Saved entries:
****************************************

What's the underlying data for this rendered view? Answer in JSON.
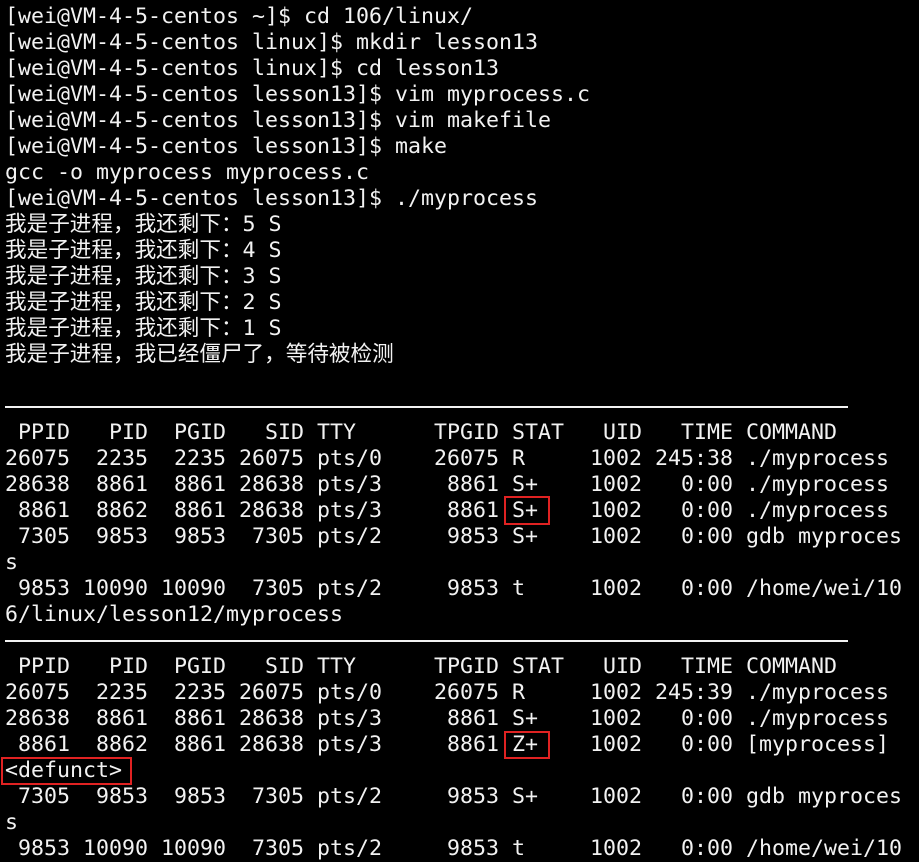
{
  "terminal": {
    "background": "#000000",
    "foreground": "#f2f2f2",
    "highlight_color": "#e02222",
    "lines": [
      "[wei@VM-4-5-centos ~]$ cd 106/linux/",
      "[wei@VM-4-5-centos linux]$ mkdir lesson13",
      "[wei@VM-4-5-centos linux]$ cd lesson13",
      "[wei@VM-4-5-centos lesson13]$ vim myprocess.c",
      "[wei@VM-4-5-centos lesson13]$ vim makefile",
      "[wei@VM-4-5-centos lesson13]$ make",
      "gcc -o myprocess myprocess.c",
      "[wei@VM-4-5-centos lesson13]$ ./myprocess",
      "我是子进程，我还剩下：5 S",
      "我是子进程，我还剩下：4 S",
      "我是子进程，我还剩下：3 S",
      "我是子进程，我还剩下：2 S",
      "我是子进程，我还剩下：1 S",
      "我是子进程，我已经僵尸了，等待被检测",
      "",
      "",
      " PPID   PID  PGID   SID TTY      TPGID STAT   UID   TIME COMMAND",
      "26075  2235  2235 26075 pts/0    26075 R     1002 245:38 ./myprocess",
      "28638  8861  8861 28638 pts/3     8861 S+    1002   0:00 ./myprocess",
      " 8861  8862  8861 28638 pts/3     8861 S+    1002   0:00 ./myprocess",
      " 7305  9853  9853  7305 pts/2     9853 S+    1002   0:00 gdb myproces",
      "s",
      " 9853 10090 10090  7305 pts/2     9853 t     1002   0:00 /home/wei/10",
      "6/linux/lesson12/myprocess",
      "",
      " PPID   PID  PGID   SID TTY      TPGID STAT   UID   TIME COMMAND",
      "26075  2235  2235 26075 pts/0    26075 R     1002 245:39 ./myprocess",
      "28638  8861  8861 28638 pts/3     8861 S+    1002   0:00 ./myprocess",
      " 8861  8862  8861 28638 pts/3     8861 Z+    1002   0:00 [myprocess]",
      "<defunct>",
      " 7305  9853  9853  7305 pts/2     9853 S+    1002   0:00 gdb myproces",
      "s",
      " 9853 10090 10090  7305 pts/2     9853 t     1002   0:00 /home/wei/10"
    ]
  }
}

****************************************

Exercise brief :: Output the records above exactly; leave out the pictures.

Solution for this problem ::
What's the underlying data for this rendered view? Answer in JSON.
{
  "terminal": {
    "background": "#000000",
    "foreground": "#f2f2f2",
    "highlight_color": "#e02222",
    "lines": [
      "[wei@VM-4-5-centos ~]$ cd 106/linux/",
      "[wei@VM-4-5-centos linux]$ mkdir lesson13",
      "[wei@VM-4-5-centos linux]$ cd lesson13",
      "[wei@VM-4-5-centos lesson13]$ vim myprocess.c",
      "[wei@VM-4-5-centos lesson13]$ vim makefile",
      "[wei@VM-4-5-centos lesson13]$ make",
      "gcc -o myprocess myprocess.c",
      "[wei@VM-4-5-centos lesson13]$ ./myprocess",
      "我是子进程，我还剩下：5 S",
      "我是子进程，我还剩下：4 S",
      "我是子进程，我还剩下：3 S",
      "我是子进程，我还剩下：2 S",
      "我是子进程，我还剩下：1 S",
      "我是子进程，我已经僵尸了，等待被检测",
      "",
      "",
      " PPID   PID  PGID   SID TTY      TPGID STAT   UID   TIME COMMAND",
      "26075  2235  2235 26075 pts/0    26075 R     1002 245:38 ./myprocess",
      "28638  8861  8861 28638 pts/3     8861 S+    1002   0:00 ./myprocess",
      " 8861  8862  8861 28638 pts/3     8861 S+    1002   0:00 ./myprocess",
      " 7305  9853  9853  7305 pts/2     9853 S+    1002   0:00 gdb myproces",
      "s",
      " 9853 10090 10090  7305 pts/2     9853 t     1002   0:00 /home/wei/10",
      "6/linux/lesson12/myprocess",
      "",
      " PPID   PID  PGID   SID TTY      TPGID STAT   UID   TIME COMMAND",
      "26075  2235  2235 26075 pts/0    26075 R     1002 245:39 ./myprocess",
      "28638  8861  8861 28638 pts/3     8861 S+    1002   0:00 ./myprocess",
      " 8861  8862  8861 28638 pts/3     8861 Z+    1002   0:00 [myprocess]",
      "<defunct>",
      " 7305  9853  9853  7305 pts/2     9853 S+    1002   0:00 gdb myproces",
      "s",
      " 9853 10090 10090  7305 pts/2     9853 t     1002   0:00 /home/wei/10"
    ]
  }
}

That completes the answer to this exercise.